# start of GIVEN RECORDS
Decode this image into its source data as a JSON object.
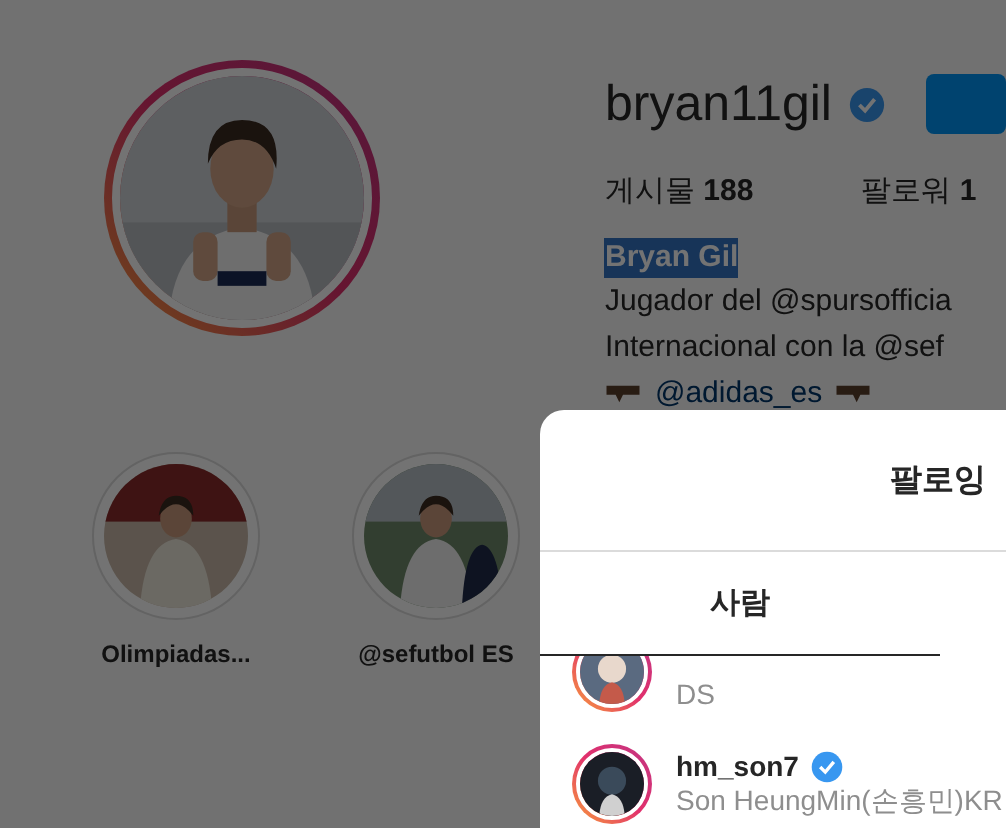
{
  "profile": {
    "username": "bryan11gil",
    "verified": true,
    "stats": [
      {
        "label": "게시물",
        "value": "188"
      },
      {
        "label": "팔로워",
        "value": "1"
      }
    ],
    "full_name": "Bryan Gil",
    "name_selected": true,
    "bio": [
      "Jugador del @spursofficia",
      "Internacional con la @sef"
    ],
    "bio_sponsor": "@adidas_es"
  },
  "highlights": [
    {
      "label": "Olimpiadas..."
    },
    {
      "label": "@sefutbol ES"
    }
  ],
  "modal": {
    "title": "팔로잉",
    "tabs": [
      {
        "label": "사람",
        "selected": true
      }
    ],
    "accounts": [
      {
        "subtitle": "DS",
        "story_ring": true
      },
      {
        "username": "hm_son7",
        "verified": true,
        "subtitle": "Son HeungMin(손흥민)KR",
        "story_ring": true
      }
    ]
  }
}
# end of GIVEN RECORDS
PROMPT: Make a word-for-word copy of the entries, without any pictures.

ANSWER TO THE TASK:
Decode this image into its source data as a JSON object.
{
  "profile": {
    "username": "bryan11gil",
    "verified": true,
    "stats": [
      {
        "label": "게시물",
        "value": "188"
      },
      {
        "label": "팔로워",
        "value": "1"
      }
    ],
    "full_name": "Bryan Gil",
    "name_selected": true,
    "bio": [
      "Jugador del @spursofficia",
      "Internacional con la @sef"
    ],
    "bio_sponsor": "@adidas_es"
  },
  "highlights": [
    {
      "label": "Olimpiadas..."
    },
    {
      "label": "@sefutbol ES"
    }
  ],
  "modal": {
    "title": "팔로잉",
    "tabs": [
      {
        "label": "사람",
        "selected": true
      }
    ],
    "accounts": [
      {
        "subtitle": "DS",
        "story_ring": true
      },
      {
        "username": "hm_son7",
        "verified": true,
        "subtitle": "Son HeungMin(손흥민)KR",
        "story_ring": true
      }
    ]
  }
}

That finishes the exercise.